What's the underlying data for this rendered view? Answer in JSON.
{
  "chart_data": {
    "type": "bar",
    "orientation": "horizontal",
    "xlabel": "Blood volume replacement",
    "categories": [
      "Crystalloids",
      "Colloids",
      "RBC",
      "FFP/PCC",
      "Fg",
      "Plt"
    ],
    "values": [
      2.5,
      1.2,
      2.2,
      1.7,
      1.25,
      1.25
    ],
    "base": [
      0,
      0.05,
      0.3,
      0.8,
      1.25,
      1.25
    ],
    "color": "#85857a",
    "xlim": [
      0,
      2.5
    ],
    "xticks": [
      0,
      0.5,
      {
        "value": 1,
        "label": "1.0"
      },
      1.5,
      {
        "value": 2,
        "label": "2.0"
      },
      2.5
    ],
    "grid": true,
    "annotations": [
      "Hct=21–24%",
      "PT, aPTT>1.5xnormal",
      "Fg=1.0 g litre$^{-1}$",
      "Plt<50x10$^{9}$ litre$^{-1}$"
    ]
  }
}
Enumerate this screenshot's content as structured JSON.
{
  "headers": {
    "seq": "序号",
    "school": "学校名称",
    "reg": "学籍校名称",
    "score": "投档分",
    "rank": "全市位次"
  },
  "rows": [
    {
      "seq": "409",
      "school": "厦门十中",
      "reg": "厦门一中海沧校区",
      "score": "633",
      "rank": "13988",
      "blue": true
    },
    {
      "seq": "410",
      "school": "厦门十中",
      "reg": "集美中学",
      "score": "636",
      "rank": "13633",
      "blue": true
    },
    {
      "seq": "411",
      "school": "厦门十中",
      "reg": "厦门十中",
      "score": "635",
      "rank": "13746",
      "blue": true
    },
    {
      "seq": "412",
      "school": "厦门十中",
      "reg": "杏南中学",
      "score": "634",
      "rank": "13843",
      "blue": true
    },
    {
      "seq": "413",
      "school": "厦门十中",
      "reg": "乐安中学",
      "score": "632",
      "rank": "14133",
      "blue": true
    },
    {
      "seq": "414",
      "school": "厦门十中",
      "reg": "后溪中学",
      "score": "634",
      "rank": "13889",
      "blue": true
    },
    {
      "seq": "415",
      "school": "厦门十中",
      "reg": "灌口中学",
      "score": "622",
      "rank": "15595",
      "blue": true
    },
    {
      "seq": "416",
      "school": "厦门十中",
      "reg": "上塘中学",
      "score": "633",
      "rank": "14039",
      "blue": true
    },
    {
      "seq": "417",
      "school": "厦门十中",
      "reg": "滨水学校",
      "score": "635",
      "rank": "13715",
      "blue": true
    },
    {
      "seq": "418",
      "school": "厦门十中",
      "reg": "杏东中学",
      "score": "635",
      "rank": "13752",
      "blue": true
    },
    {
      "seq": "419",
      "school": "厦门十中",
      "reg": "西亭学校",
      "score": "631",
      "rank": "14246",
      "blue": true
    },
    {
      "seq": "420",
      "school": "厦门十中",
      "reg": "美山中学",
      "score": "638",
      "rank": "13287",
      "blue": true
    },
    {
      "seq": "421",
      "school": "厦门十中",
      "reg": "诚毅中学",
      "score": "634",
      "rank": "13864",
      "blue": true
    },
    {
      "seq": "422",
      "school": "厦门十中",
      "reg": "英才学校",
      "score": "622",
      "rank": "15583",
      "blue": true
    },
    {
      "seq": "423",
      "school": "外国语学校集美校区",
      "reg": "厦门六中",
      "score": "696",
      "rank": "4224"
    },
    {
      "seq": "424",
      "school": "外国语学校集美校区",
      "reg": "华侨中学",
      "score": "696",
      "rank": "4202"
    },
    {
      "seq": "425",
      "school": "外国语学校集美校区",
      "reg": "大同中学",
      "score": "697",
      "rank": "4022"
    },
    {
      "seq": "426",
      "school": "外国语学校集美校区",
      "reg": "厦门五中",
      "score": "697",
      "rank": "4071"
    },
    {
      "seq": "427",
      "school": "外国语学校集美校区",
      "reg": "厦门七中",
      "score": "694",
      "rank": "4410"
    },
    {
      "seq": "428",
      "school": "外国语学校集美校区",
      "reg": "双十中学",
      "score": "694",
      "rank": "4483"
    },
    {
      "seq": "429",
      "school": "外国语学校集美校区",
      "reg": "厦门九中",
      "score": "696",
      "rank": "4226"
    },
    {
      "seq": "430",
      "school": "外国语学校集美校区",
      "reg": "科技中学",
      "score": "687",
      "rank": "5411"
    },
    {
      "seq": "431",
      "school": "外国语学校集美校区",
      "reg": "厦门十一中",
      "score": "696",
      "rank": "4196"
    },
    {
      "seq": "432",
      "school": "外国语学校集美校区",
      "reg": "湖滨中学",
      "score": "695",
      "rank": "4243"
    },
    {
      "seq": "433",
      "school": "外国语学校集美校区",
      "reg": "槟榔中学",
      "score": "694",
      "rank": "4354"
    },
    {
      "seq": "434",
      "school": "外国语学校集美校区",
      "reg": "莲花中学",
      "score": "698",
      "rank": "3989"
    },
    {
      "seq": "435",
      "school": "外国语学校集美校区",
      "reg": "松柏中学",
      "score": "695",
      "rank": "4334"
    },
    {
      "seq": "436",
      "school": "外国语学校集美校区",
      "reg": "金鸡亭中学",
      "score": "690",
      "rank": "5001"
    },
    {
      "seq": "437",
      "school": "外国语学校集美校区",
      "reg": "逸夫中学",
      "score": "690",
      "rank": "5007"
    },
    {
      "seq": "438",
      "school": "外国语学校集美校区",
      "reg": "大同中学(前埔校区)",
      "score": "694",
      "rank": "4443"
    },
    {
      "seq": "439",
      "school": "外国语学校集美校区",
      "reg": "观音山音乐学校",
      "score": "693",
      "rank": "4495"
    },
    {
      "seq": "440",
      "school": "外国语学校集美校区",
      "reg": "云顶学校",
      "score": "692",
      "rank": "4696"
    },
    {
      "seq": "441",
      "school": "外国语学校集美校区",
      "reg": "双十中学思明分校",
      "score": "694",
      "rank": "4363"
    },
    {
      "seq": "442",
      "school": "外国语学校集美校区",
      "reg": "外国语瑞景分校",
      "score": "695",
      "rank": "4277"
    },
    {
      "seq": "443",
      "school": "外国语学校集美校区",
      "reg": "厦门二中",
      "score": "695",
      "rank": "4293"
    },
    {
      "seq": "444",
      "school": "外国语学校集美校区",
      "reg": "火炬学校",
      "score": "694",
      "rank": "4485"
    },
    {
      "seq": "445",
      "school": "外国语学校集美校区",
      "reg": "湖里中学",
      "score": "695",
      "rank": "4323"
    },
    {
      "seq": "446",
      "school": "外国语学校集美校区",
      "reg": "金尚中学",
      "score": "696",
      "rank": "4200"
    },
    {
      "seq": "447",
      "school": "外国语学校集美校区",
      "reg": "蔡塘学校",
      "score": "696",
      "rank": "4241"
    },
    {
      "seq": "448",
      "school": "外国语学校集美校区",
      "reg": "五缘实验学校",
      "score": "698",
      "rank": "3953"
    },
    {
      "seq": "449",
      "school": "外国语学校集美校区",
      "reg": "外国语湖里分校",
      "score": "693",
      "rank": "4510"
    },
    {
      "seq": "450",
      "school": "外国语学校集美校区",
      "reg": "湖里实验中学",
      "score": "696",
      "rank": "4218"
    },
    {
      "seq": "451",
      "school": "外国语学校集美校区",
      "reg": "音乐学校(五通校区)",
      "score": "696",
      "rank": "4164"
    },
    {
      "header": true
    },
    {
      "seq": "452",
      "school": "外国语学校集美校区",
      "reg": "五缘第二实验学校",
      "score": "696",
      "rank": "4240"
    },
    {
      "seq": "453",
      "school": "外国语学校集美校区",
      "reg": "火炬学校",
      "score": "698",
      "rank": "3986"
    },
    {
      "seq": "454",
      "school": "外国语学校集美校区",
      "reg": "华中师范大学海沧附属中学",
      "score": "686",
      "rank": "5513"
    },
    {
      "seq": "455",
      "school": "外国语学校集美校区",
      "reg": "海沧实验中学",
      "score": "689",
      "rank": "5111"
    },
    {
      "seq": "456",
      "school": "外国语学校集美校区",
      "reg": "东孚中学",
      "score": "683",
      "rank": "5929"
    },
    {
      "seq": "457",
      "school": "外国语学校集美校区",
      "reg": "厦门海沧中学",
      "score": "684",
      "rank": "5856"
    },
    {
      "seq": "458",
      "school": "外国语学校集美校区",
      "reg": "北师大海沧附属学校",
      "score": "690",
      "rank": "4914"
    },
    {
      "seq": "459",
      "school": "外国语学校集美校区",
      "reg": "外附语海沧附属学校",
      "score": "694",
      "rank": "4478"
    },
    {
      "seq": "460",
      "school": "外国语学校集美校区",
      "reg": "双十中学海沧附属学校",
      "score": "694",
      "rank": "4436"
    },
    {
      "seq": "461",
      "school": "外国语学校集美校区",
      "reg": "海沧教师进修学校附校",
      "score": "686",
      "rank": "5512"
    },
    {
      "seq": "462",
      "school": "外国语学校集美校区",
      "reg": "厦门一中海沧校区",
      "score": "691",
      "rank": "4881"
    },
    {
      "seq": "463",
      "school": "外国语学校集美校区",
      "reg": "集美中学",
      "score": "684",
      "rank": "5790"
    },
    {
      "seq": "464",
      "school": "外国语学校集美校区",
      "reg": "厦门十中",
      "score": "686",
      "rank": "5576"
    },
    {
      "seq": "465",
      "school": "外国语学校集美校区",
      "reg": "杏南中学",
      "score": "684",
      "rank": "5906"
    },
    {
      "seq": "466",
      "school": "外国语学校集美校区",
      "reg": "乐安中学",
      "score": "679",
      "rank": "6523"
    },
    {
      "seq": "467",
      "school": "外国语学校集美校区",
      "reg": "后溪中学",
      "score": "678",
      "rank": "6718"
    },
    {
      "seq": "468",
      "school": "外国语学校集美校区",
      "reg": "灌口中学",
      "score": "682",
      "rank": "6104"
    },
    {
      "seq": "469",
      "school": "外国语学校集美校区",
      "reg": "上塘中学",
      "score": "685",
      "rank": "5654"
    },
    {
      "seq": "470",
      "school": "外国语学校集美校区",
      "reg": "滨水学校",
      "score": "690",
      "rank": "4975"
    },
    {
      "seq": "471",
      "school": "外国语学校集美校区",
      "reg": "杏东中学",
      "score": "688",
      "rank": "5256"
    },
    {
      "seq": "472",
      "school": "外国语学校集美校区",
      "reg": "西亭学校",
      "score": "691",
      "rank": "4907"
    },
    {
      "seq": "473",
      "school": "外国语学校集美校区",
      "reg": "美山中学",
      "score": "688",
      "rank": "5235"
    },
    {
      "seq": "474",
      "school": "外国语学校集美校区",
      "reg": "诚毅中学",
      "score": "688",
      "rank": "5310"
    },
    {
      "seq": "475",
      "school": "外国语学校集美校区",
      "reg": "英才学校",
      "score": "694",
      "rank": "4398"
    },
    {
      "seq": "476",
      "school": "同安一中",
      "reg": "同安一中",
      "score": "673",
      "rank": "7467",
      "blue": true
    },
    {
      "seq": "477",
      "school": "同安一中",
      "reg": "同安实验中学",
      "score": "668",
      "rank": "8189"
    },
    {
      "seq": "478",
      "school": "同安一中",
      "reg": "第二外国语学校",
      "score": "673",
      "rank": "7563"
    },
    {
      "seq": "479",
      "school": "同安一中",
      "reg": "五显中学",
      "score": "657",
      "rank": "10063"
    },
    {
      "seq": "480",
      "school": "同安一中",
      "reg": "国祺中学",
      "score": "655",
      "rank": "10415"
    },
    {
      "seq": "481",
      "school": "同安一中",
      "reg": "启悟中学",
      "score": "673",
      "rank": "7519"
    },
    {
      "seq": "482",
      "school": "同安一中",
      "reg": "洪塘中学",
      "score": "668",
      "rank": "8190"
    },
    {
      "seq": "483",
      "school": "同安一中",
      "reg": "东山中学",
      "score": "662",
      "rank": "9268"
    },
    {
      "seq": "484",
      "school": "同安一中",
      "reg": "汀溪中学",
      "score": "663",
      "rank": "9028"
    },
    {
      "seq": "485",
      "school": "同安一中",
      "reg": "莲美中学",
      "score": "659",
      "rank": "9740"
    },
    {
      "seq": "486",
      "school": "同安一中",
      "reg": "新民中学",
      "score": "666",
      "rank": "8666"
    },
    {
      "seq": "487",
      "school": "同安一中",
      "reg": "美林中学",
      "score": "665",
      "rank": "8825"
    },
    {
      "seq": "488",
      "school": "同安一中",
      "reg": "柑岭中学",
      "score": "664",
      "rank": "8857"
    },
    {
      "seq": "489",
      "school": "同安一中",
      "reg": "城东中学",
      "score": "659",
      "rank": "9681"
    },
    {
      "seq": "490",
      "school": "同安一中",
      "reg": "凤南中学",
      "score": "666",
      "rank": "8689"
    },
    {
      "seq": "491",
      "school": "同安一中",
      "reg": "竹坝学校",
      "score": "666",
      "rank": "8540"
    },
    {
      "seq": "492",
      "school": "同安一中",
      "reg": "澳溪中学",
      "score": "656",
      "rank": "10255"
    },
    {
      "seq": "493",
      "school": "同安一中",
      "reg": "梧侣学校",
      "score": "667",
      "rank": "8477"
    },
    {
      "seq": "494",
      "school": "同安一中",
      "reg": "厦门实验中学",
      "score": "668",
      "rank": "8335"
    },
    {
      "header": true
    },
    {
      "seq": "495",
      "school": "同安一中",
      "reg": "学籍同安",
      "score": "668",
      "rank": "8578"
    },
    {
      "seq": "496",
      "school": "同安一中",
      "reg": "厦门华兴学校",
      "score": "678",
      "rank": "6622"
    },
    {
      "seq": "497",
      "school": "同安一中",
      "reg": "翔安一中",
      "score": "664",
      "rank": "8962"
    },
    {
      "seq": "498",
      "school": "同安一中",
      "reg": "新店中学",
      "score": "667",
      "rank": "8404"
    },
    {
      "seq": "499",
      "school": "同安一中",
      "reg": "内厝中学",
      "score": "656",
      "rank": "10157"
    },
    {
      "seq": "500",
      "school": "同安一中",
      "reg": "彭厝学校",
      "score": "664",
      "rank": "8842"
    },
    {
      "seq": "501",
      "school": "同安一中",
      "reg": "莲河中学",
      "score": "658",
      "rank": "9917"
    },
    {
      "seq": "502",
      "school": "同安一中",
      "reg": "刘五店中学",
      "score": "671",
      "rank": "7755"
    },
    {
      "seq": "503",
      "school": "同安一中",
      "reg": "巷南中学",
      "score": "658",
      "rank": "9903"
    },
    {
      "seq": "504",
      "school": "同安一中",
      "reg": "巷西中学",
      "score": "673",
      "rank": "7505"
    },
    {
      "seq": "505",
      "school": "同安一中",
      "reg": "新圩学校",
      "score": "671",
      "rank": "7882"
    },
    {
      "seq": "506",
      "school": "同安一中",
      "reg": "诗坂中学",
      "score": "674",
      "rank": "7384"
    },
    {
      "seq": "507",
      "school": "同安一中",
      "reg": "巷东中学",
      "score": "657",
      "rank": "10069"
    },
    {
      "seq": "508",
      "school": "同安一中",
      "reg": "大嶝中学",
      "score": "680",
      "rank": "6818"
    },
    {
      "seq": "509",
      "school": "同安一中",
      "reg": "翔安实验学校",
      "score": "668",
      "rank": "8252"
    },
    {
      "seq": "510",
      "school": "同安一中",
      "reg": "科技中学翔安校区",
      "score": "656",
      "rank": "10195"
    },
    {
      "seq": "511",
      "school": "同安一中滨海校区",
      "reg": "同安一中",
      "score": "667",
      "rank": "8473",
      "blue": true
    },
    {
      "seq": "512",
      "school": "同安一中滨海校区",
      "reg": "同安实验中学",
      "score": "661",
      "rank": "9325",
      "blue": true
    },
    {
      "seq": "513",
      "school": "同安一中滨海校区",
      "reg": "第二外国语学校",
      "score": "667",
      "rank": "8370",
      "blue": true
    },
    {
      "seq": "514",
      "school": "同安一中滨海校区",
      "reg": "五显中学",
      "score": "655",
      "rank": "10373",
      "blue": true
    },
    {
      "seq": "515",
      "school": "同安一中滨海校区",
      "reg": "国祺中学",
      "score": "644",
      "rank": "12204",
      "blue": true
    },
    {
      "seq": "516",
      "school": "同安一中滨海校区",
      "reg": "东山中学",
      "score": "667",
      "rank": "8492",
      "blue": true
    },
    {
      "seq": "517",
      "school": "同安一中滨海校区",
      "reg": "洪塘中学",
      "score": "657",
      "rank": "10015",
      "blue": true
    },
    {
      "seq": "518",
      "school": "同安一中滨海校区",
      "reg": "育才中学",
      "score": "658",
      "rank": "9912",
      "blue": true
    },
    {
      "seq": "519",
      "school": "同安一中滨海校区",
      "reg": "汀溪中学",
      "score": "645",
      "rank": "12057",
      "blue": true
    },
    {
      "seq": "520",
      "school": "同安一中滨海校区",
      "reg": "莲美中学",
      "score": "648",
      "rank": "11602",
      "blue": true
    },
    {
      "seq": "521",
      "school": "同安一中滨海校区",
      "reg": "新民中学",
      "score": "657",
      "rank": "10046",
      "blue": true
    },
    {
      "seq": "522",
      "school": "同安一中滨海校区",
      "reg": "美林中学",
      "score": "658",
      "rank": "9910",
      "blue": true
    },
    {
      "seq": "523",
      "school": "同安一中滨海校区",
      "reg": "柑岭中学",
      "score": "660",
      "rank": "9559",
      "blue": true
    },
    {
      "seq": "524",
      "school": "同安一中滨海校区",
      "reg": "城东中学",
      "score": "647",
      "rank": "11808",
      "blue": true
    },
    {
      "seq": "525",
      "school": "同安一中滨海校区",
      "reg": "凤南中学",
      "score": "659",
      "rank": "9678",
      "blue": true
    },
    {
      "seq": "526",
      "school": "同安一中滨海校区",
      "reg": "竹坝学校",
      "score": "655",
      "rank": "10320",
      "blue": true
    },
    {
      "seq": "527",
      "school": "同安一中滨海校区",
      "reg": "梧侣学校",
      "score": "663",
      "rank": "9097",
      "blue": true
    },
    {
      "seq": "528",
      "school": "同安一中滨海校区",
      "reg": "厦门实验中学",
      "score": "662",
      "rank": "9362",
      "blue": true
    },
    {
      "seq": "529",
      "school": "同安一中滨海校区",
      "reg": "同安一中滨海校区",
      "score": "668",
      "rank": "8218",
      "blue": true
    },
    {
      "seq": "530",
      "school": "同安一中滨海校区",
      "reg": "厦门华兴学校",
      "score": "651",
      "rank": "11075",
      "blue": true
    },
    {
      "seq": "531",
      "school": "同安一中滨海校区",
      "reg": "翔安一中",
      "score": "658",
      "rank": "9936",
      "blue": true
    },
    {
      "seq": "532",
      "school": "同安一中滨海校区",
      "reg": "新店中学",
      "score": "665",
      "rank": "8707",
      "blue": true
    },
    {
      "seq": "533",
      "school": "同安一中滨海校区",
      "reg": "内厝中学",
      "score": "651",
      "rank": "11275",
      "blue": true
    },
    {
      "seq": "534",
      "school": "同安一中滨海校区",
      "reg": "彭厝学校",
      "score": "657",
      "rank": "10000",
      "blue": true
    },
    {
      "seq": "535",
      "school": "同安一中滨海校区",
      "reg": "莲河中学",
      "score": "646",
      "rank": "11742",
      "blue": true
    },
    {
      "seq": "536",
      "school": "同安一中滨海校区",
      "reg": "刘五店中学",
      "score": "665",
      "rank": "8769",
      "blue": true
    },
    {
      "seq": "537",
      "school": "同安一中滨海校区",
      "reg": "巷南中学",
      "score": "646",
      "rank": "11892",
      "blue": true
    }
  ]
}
::::
→ Goal
List each line holding the string "JSON".

→ Answer in full
What's the underlying data for this rendered view? Answer in JSON.
Enumerate this screenshot's content as structured JSON.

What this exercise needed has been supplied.